### Aim of the exercise
Wherever the string "title" appears in the listing, copy that line.

'''

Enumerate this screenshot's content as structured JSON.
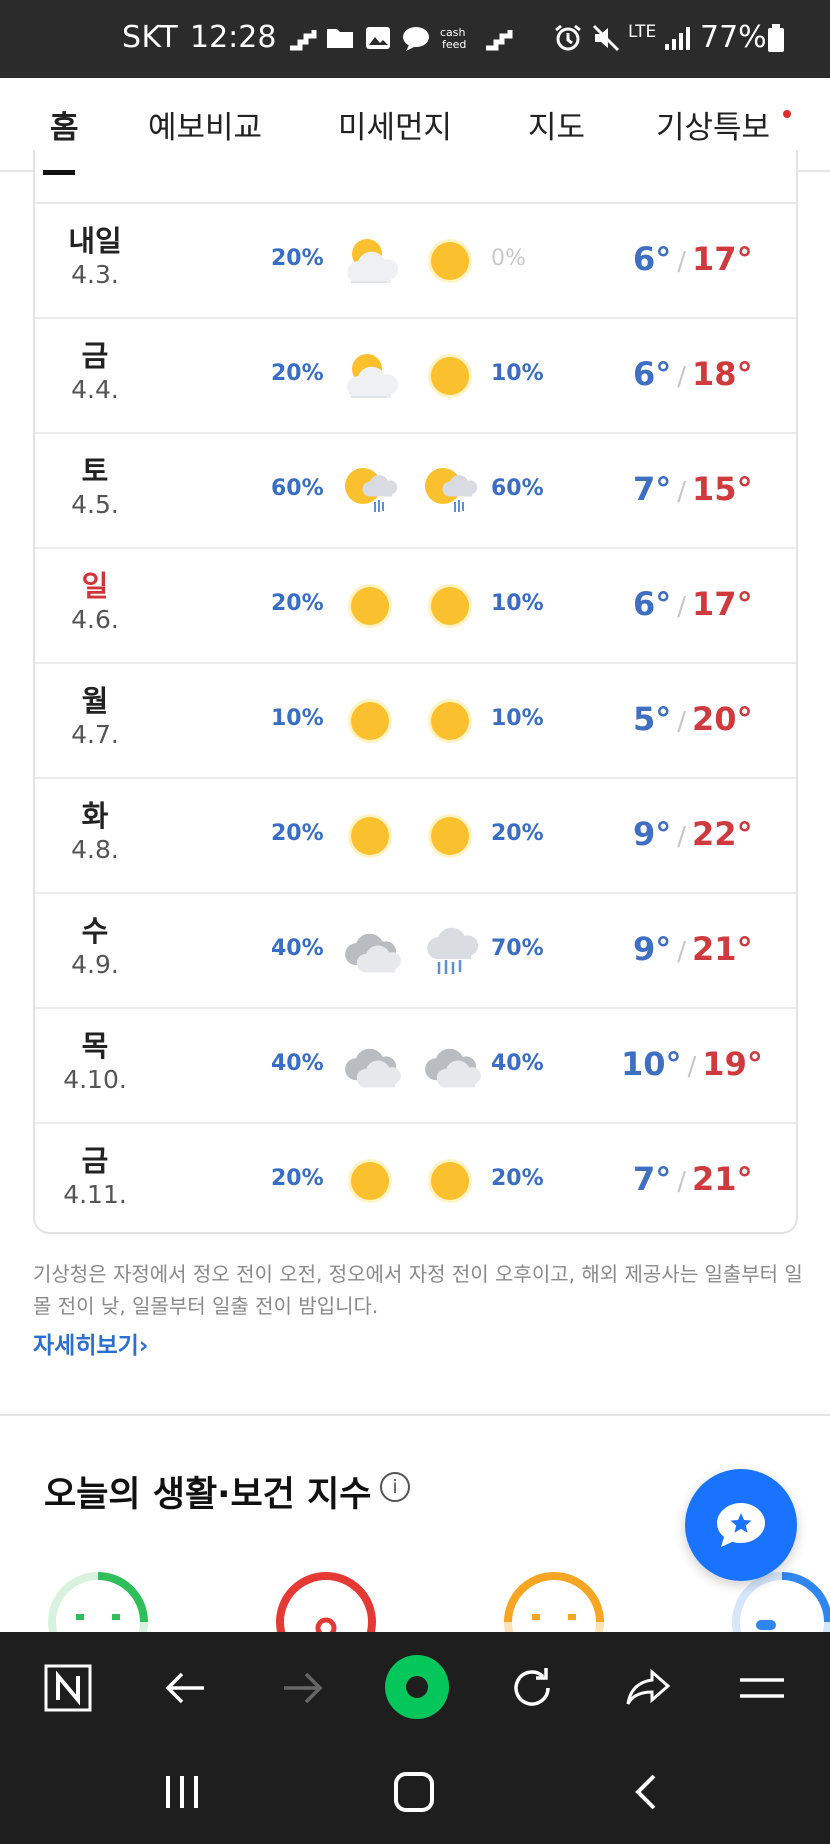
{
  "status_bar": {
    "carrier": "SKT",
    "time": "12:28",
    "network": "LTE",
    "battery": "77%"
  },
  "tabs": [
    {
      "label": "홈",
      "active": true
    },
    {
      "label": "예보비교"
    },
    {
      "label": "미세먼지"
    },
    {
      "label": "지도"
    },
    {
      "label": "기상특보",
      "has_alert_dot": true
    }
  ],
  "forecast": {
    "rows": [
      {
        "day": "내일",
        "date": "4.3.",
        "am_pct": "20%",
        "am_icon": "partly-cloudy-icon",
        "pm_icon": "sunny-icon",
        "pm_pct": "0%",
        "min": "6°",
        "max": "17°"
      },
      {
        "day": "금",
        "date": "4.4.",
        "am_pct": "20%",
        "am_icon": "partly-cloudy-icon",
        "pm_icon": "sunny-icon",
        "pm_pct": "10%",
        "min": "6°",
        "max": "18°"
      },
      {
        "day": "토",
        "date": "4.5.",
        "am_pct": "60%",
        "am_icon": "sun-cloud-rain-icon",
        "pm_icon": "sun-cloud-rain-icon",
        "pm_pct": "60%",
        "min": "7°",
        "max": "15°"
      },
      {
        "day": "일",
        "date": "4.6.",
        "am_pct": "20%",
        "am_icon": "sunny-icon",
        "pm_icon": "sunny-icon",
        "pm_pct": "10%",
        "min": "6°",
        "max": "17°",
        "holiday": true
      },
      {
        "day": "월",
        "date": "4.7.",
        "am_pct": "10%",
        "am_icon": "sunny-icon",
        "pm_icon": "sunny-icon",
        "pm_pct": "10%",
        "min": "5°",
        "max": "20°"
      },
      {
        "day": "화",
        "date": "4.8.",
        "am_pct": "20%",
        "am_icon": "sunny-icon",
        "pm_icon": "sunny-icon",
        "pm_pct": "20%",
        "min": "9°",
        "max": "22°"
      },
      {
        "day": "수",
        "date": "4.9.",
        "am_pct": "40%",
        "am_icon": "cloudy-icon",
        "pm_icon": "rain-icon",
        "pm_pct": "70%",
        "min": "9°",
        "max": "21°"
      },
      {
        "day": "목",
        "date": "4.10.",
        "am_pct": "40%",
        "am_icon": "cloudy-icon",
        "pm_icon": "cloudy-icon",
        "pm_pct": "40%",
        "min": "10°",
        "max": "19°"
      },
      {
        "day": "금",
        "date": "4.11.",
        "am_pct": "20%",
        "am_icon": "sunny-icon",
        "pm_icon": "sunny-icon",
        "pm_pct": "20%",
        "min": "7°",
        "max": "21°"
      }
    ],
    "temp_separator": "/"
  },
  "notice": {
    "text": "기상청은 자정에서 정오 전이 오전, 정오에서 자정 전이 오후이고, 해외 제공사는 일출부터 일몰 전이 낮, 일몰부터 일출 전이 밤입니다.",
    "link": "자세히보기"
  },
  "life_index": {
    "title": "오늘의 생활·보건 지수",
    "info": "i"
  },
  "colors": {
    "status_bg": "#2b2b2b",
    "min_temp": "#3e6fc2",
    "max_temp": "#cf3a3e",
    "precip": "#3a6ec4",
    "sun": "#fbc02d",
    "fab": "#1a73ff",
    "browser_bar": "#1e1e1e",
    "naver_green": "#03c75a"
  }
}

'''
'''

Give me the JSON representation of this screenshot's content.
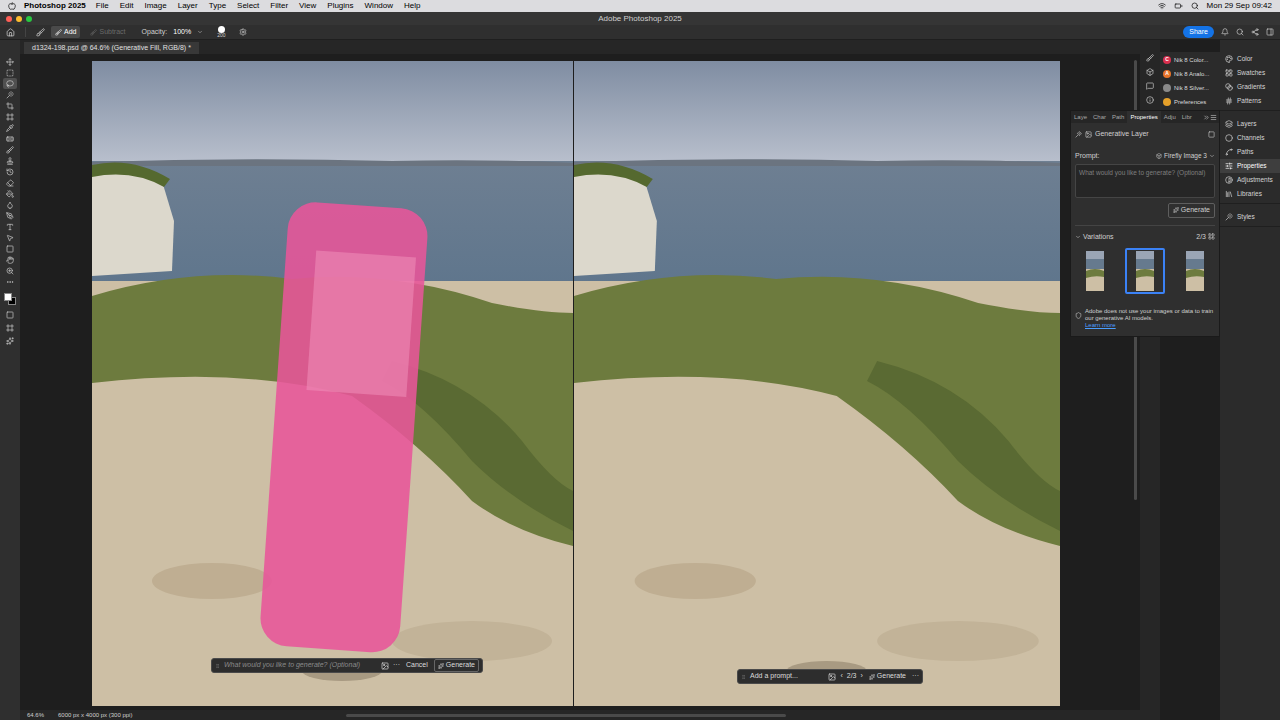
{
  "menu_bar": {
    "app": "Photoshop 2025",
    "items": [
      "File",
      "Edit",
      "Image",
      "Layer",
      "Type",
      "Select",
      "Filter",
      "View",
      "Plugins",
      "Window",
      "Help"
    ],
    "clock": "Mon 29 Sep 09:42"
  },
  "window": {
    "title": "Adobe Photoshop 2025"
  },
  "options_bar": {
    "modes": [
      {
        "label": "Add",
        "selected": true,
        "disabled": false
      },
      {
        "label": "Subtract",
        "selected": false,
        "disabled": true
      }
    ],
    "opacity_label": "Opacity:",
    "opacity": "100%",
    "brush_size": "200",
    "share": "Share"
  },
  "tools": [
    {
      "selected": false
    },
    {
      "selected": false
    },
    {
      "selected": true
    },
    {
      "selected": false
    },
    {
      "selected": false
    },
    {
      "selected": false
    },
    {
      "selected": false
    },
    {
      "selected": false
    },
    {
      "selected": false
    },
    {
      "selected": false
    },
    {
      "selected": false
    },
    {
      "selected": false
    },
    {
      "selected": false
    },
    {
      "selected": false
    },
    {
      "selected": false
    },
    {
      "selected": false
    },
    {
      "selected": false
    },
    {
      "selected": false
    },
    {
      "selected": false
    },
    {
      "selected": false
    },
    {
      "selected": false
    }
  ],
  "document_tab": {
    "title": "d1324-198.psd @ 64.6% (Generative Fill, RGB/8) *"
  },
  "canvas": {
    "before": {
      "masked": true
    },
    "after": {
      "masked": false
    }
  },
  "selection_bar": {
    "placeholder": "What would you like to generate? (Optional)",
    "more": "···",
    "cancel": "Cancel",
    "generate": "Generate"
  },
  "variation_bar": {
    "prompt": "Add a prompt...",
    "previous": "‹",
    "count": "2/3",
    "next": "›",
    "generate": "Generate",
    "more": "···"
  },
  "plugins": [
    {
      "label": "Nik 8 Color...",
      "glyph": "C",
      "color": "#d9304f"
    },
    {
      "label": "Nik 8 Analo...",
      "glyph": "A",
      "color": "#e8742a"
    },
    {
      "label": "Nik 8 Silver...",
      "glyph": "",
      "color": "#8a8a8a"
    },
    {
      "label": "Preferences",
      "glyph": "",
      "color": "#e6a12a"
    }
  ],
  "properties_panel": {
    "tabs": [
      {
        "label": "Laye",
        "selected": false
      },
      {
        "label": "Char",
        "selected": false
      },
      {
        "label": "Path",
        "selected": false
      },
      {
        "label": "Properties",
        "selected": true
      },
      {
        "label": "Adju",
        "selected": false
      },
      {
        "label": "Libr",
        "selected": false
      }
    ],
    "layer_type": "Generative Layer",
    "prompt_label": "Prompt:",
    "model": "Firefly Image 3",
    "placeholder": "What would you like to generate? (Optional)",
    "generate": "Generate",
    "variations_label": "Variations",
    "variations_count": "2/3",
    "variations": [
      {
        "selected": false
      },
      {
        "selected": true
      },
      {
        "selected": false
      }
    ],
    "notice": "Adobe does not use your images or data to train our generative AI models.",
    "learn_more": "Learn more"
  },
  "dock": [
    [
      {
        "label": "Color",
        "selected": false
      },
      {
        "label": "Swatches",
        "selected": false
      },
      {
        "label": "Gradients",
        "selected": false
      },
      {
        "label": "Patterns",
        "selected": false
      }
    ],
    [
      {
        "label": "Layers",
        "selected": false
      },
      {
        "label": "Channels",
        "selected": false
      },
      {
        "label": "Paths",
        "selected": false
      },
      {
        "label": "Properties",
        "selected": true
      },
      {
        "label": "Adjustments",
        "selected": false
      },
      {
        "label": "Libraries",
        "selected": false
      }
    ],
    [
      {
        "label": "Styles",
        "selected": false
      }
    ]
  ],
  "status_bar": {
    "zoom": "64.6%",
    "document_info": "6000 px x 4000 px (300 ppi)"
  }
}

'''

### Response to this exercise
    "title": "오늘의 생활·보건 지수",
    "title": "Adobe Photoshop 2025"
    "title": "d1324-198.psd @ 64.6% (Generative Fill, RGB/8) *"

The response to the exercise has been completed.